** PROBLEM TO WORK ON **
Format the rows as a Markdown table with the columns "No." and "Line", starting at the first row and stopping after the row that contains "speech-link[interactable]: Franklin Roosevelt: Pearl". Leave out any blank lines.

** Start of EXERCISE INPUT **

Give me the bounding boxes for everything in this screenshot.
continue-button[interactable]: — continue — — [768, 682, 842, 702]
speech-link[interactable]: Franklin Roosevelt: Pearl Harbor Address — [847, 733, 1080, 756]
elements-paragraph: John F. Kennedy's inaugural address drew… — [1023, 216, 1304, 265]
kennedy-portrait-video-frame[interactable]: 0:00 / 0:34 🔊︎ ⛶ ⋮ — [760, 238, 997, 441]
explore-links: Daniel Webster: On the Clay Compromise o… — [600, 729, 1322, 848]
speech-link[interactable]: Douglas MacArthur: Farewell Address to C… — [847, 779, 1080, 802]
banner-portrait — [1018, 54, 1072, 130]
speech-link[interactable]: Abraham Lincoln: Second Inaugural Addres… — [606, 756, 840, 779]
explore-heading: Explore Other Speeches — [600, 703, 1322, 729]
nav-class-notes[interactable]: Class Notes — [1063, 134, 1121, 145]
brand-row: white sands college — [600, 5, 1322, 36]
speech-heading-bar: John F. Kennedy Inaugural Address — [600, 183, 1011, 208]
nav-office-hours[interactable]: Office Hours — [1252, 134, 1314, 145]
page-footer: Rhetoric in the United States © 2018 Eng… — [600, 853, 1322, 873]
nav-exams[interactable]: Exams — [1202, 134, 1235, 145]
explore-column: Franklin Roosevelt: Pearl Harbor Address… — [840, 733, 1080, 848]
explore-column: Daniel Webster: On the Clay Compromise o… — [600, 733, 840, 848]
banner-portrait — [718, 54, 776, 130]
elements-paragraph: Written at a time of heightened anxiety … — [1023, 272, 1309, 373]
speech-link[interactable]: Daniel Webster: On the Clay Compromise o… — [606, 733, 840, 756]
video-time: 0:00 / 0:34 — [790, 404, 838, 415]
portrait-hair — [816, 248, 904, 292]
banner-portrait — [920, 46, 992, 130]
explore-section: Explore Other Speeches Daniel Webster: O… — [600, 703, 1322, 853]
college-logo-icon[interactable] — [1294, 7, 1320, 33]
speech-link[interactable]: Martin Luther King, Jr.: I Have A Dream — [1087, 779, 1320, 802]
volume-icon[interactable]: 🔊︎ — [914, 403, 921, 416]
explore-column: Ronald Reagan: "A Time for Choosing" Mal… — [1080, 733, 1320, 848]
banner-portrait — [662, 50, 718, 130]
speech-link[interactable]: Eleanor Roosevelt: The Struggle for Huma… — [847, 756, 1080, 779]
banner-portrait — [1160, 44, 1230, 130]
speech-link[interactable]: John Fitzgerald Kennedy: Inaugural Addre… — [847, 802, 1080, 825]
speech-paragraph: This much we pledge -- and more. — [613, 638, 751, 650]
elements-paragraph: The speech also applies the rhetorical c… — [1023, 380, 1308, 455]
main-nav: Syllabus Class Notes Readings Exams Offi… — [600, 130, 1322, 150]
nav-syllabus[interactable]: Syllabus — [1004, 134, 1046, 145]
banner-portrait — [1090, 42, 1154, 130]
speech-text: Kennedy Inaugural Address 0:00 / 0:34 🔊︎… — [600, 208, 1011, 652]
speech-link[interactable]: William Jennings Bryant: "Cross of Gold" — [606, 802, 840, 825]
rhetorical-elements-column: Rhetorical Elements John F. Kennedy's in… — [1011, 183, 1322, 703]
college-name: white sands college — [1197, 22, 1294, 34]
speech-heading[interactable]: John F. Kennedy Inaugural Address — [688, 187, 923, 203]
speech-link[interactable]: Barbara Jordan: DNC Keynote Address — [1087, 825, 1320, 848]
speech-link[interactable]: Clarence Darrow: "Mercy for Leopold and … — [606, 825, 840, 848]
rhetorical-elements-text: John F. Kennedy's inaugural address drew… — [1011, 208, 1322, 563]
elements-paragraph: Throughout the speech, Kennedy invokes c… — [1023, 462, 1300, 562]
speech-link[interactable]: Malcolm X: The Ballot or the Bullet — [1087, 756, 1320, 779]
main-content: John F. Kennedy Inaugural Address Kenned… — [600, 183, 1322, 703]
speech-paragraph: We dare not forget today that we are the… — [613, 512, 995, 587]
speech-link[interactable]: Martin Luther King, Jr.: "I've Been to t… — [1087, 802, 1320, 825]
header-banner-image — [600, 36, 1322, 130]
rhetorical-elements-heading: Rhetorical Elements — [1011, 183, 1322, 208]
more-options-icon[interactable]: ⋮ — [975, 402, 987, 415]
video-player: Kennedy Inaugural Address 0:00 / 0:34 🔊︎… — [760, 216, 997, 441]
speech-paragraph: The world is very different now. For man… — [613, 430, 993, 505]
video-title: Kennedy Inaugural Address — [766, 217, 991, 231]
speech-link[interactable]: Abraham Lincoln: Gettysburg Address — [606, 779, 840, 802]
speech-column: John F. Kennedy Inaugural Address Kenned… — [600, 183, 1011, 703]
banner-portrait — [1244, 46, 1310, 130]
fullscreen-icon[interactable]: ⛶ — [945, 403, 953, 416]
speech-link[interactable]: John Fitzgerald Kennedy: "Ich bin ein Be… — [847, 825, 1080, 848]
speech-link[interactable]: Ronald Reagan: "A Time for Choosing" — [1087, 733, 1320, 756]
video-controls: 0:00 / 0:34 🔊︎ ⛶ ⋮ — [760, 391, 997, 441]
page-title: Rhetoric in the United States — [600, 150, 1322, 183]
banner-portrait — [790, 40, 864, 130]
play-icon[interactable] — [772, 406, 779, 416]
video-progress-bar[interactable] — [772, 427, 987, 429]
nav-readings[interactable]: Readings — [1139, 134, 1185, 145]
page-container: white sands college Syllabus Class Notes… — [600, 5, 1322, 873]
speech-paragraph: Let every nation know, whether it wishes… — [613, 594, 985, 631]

** End of EXERCISE INPUT **

** PROBLEM SOLUTION **
| No. | Line |
|---|---|
| 1 | Give me the bounding boxes for everything in this screenshot. |
| 2 | continue-button[interactable]: — continue — — [768, 682, 842, 702] |
| 3 | speech-link[interactable]: Franklin Roosevelt: Pearl Harbor Address — [847, 733, 1080, 756] |